** INFORMATION GIVEN **
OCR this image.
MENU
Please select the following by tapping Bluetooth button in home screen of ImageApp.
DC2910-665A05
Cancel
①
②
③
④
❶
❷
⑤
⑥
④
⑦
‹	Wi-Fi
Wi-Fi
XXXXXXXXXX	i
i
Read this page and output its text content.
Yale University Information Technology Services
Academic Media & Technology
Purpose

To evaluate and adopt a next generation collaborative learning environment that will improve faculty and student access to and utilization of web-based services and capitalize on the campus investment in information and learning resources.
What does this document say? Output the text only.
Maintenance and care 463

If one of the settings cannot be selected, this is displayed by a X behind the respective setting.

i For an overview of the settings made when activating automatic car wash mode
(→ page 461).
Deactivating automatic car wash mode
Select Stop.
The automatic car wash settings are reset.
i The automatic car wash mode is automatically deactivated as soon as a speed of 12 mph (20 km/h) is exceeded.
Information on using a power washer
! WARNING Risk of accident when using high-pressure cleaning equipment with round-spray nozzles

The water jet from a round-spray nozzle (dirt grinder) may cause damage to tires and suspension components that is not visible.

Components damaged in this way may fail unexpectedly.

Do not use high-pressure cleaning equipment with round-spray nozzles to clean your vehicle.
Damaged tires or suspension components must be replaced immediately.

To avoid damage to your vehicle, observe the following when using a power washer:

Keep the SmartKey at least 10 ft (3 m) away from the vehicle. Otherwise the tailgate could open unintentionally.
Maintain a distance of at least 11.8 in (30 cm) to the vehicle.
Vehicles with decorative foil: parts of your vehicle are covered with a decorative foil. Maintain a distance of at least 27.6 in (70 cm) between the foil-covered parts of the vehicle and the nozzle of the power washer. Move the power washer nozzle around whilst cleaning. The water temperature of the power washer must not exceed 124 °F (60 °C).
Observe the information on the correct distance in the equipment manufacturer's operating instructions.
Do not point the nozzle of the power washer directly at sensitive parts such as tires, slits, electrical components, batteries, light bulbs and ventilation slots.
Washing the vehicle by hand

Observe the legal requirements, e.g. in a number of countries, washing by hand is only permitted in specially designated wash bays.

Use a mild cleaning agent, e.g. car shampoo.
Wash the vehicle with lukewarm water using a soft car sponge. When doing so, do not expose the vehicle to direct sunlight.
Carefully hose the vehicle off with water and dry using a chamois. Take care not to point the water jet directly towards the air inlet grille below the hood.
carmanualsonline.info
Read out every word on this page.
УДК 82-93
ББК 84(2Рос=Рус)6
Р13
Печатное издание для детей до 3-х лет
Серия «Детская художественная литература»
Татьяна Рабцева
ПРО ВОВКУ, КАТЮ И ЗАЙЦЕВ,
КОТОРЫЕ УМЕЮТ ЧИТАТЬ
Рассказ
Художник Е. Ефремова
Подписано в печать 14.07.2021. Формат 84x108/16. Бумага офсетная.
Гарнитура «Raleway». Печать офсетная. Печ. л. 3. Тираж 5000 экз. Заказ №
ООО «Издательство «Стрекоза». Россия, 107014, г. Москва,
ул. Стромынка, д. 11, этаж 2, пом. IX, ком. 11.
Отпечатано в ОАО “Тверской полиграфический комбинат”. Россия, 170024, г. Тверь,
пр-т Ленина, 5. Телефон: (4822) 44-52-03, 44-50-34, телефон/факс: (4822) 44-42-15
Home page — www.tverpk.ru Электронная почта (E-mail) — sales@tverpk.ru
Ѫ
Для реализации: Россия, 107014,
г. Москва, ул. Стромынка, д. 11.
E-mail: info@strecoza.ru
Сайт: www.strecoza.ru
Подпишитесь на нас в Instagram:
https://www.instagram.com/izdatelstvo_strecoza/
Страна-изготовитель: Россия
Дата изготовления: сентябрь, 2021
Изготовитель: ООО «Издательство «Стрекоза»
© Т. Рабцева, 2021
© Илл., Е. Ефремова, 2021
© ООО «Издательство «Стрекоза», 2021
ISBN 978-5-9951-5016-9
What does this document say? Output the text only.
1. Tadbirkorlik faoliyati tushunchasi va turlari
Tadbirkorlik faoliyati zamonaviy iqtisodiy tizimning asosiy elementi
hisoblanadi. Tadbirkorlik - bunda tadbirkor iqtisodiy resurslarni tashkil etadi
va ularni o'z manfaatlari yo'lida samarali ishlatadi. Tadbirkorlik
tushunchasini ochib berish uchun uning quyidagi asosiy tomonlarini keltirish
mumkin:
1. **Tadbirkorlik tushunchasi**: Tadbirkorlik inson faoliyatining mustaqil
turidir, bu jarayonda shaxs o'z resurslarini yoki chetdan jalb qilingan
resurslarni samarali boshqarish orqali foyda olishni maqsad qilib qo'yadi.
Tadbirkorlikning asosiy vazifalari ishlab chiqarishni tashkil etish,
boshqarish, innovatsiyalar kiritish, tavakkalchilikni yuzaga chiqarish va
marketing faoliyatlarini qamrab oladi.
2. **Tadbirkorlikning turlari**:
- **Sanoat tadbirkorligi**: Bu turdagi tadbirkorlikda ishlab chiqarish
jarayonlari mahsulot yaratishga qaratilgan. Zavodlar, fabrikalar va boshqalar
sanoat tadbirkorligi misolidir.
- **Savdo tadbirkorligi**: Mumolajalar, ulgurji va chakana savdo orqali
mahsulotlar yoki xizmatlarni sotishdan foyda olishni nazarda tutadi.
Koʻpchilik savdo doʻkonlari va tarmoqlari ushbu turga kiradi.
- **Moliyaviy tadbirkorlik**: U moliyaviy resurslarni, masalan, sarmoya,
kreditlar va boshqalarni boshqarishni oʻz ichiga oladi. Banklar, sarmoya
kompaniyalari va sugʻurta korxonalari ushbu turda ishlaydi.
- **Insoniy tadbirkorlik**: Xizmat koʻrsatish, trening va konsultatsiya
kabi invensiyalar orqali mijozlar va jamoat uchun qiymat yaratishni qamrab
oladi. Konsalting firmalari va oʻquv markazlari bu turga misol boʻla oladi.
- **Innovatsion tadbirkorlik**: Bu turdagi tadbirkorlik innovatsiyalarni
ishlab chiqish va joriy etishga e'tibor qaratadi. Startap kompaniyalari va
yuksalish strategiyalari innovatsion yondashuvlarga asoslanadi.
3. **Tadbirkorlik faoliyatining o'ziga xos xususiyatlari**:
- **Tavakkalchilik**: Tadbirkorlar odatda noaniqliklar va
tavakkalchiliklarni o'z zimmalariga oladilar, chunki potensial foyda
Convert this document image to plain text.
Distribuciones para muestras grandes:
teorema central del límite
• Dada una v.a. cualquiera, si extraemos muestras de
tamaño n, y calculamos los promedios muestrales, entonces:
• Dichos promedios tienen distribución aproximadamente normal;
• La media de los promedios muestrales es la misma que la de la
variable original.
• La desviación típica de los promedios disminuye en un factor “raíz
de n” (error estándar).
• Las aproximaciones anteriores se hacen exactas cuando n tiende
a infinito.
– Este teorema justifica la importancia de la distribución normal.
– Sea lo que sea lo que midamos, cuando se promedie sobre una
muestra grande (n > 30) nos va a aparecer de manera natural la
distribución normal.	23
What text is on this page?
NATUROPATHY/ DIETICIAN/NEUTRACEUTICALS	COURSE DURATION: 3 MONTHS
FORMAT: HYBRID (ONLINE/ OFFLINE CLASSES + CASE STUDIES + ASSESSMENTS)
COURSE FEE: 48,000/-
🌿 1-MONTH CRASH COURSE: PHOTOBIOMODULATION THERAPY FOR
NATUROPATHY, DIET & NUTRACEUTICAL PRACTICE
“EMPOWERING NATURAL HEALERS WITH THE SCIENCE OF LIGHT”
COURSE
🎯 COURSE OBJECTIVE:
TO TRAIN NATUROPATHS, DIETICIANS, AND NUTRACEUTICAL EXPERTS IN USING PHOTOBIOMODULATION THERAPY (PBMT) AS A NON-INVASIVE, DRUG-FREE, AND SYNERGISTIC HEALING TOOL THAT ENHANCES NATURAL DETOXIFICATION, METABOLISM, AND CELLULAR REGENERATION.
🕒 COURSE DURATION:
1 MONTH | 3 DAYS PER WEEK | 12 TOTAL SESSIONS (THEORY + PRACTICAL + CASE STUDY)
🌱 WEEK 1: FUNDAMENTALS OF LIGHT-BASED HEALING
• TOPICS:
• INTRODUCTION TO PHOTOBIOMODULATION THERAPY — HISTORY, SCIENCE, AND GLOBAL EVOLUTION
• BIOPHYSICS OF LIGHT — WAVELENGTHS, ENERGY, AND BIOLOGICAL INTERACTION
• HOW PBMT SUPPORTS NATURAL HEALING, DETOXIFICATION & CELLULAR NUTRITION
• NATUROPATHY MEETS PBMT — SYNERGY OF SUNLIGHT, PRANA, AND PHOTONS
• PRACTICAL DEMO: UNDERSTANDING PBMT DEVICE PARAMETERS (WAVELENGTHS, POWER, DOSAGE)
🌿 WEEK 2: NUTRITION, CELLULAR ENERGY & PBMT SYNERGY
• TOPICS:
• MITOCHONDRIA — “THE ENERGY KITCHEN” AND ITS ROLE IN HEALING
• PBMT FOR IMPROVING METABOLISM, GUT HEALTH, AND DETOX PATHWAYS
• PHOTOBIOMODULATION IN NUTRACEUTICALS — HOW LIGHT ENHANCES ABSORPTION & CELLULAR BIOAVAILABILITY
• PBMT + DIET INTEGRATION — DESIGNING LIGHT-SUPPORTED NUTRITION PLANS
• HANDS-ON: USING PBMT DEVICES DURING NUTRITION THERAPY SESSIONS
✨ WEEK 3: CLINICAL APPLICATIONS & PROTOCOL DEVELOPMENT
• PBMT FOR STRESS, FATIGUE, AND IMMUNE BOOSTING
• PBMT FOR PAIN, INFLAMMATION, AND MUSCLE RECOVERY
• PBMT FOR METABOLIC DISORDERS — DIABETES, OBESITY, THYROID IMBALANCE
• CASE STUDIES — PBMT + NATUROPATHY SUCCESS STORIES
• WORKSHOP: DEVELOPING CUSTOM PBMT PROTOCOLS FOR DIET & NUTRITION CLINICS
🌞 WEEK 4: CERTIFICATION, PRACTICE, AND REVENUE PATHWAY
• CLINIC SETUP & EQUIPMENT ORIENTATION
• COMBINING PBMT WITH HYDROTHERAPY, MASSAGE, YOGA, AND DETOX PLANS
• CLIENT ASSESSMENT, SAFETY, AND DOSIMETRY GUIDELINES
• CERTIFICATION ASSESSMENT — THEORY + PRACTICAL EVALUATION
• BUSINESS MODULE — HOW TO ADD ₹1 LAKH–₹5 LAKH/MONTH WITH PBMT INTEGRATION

** WORK INSTRUCTIONS **
Extract, from the listing above, every line where the string "tashkil" occurs.

** FINISHED ANSWER **
hisoblanadi. Tadbirkorlik - bunda tadbirkor iqtisodiy resurslarni tashkil etadi
Tadbirkorlikning asosiy vazifalari ishlab chiqarishni tashkil etish,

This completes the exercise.